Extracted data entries
------------------------------------------------------------------------
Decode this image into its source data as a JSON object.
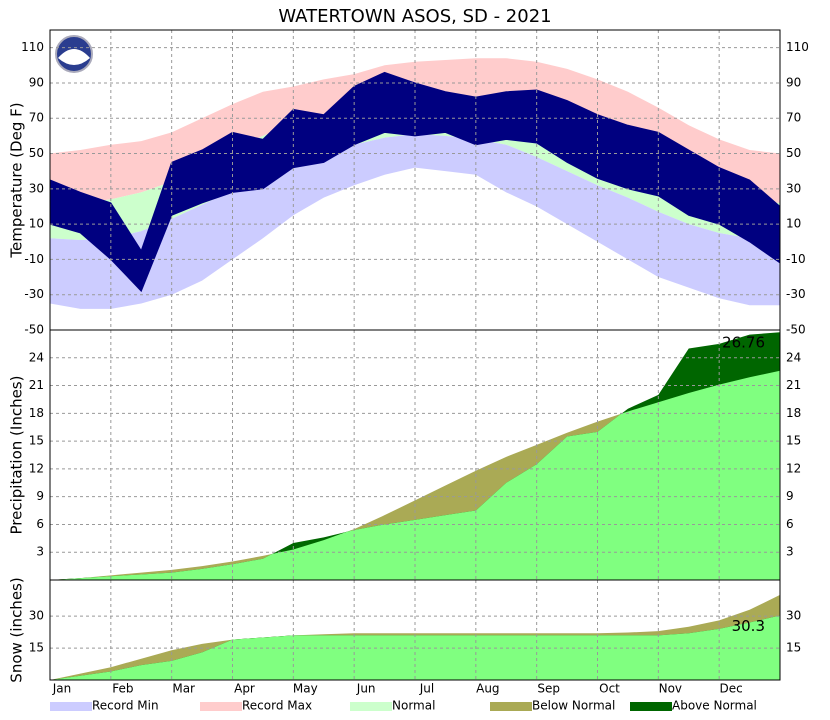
{
  "legend": [
    {
      "name": "Record Min",
      "color": "#ccccff"
    },
    {
      "name": "Record Max",
      "color": "#ffcccc"
    },
    {
      "name": "Normal",
      "color": "#ccffcc"
    },
    {
      "name": "Below Normal",
      "color": "#aaaa55"
    },
    {
      "name": "Above Normal",
      "color": "#006600"
    }
  ],
  "chart_data": [
    {
      "type": "band",
      "title": "WATERTOWN      ASOS, SD - 2021",
      "y_label": "Temperature (Deg F)",
      "ylim": [
        -50,
        120
      ],
      "yticks": [
        -50,
        -30,
        -10,
        10,
        30,
        50,
        70,
        90,
        110
      ],
      "grid": true,
      "series": [
        {
          "name": "Record Max",
          "color": "#ffcccc",
          "low": [
            22,
            22,
            24,
            28,
            34,
            42,
            52,
            60,
            67,
            72,
            77,
            81,
            83,
            83,
            82,
            80,
            75,
            68,
            58,
            50,
            40,
            32,
            26,
            23,
            22
          ],
          "high": [
            50,
            52,
            55,
            57,
            62,
            70,
            78,
            85,
            88,
            92,
            95,
            100,
            102,
            103,
            104,
            104,
            102,
            98,
            92,
            85,
            76,
            66,
            58,
            52,
            50
          ]
        },
        {
          "name": "Normal",
          "color": "#ccffcc",
          "low": [
            2,
            1,
            2,
            6,
            13,
            21,
            29,
            36,
            43,
            50,
            55,
            59,
            61,
            60,
            58,
            55,
            48,
            40,
            32,
            25,
            17,
            10,
            5,
            2,
            1
          ],
          "high": [
            22,
            22,
            24,
            28,
            34,
            42,
            52,
            60,
            67,
            72,
            77,
            81,
            83,
            83,
            82,
            80,
            75,
            68,
            58,
            50,
            40,
            32,
            26,
            23,
            22
          ]
        },
        {
          "name": "Record Min",
          "color": "#ccccff",
          "low": [
            -35,
            -38,
            -38,
            -35,
            -30,
            -22,
            -10,
            2,
            15,
            25,
            32,
            38,
            42,
            40,
            38,
            28,
            20,
            10,
            0,
            -10,
            -20,
            -26,
            -32,
            -36,
            -36
          ],
          "high": [
            2,
            1,
            2,
            6,
            13,
            21,
            29,
            36,
            43,
            50,
            55,
            59,
            61,
            60,
            58,
            55,
            48,
            40,
            32,
            25,
            17,
            10,
            5,
            2,
            1
          ]
        },
        {
          "color": "#000080",
          "low": [
            10,
            5,
            -10,
            -28,
            15,
            22,
            28,
            30,
            42,
            45,
            55,
            62,
            60,
            62,
            55,
            58,
            56,
            45,
            36,
            30,
            26,
            15,
            10,
            0,
            -12
          ],
          "high": [
            35,
            28,
            22,
            -5,
            45,
            52,
            62,
            58,
            75,
            72,
            88,
            96,
            90,
            85,
            82,
            85,
            86,
            80,
            72,
            66,
            62,
            52,
            42,
            35,
            20
          ]
        }
      ]
    },
    {
      "type": "cumulative",
      "y_label": "Precipitation (Inches)",
      "annotation": "26.76",
      "ylim": [
        0,
        27
      ],
      "yticks": [
        3,
        6,
        9,
        12,
        15,
        18,
        21,
        24
      ],
      "grid": true,
      "normal": {
        "color": "#aaaa55",
        "values": [
          0,
          0.2,
          0.5,
          0.8,
          1.1,
          1.5,
          2.0,
          2.6,
          3.3,
          4.3,
          5.5,
          7.0,
          8.6,
          10.2,
          11.8,
          13.3,
          14.6,
          15.9,
          17.1,
          18.2,
          19.2,
          20.2,
          21.1,
          21.9,
          22.6
        ]
      },
      "observed": {
        "color": "#80ff80",
        "above_color": "#006600",
        "values": [
          0,
          0.2,
          0.4,
          0.6,
          0.8,
          1.2,
          1.7,
          2.3,
          4.0,
          4.6,
          5.4,
          6.0,
          6.5,
          7.0,
          7.5,
          10.5,
          12.5,
          15.5,
          16.0,
          18.5,
          20.0,
          25.0,
          25.5,
          26.5,
          26.76
        ]
      }
    },
    {
      "type": "cumulative",
      "y_label": "Snow (inches)",
      "annotation": "30.3",
      "ylim": [
        0,
        47
      ],
      "yticks": [
        15,
        30
      ],
      "grid": true,
      "categories": [
        "Jan",
        null,
        "Feb",
        null,
        "Mar",
        null,
        "Apr",
        null,
        "May",
        null,
        "Jun",
        null,
        "Jul",
        null,
        "Aug",
        null,
        "Sep",
        null,
        "Oct",
        null,
        "Nov",
        null,
        "Dec",
        null,
        null
      ],
      "normal": {
        "color": "#aaaa55",
        "values": [
          0,
          3,
          6,
          10,
          14,
          17,
          19,
          20,
          21,
          21.5,
          22,
          22,
          22,
          22,
          22,
          22,
          22,
          22,
          22,
          22.3,
          23,
          25,
          28,
          33,
          40
        ]
      },
      "observed": {
        "color": "#80ff80",
        "above_color": "#006600",
        "values": [
          0,
          2,
          4,
          7,
          9,
          13,
          19,
          20,
          21,
          21,
          21,
          21,
          21,
          21,
          21,
          21,
          21,
          21,
          21,
          21,
          21,
          22,
          24,
          27,
          30.3
        ]
      }
    }
  ]
}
------------------------------------------------------------------------
## Your objective
Extract every line above containing the word "Record".

## Exercise result
      "name": "Record Min",
      "name": "Record Max",
          "name": "Record Max",
          "name": "Record Min",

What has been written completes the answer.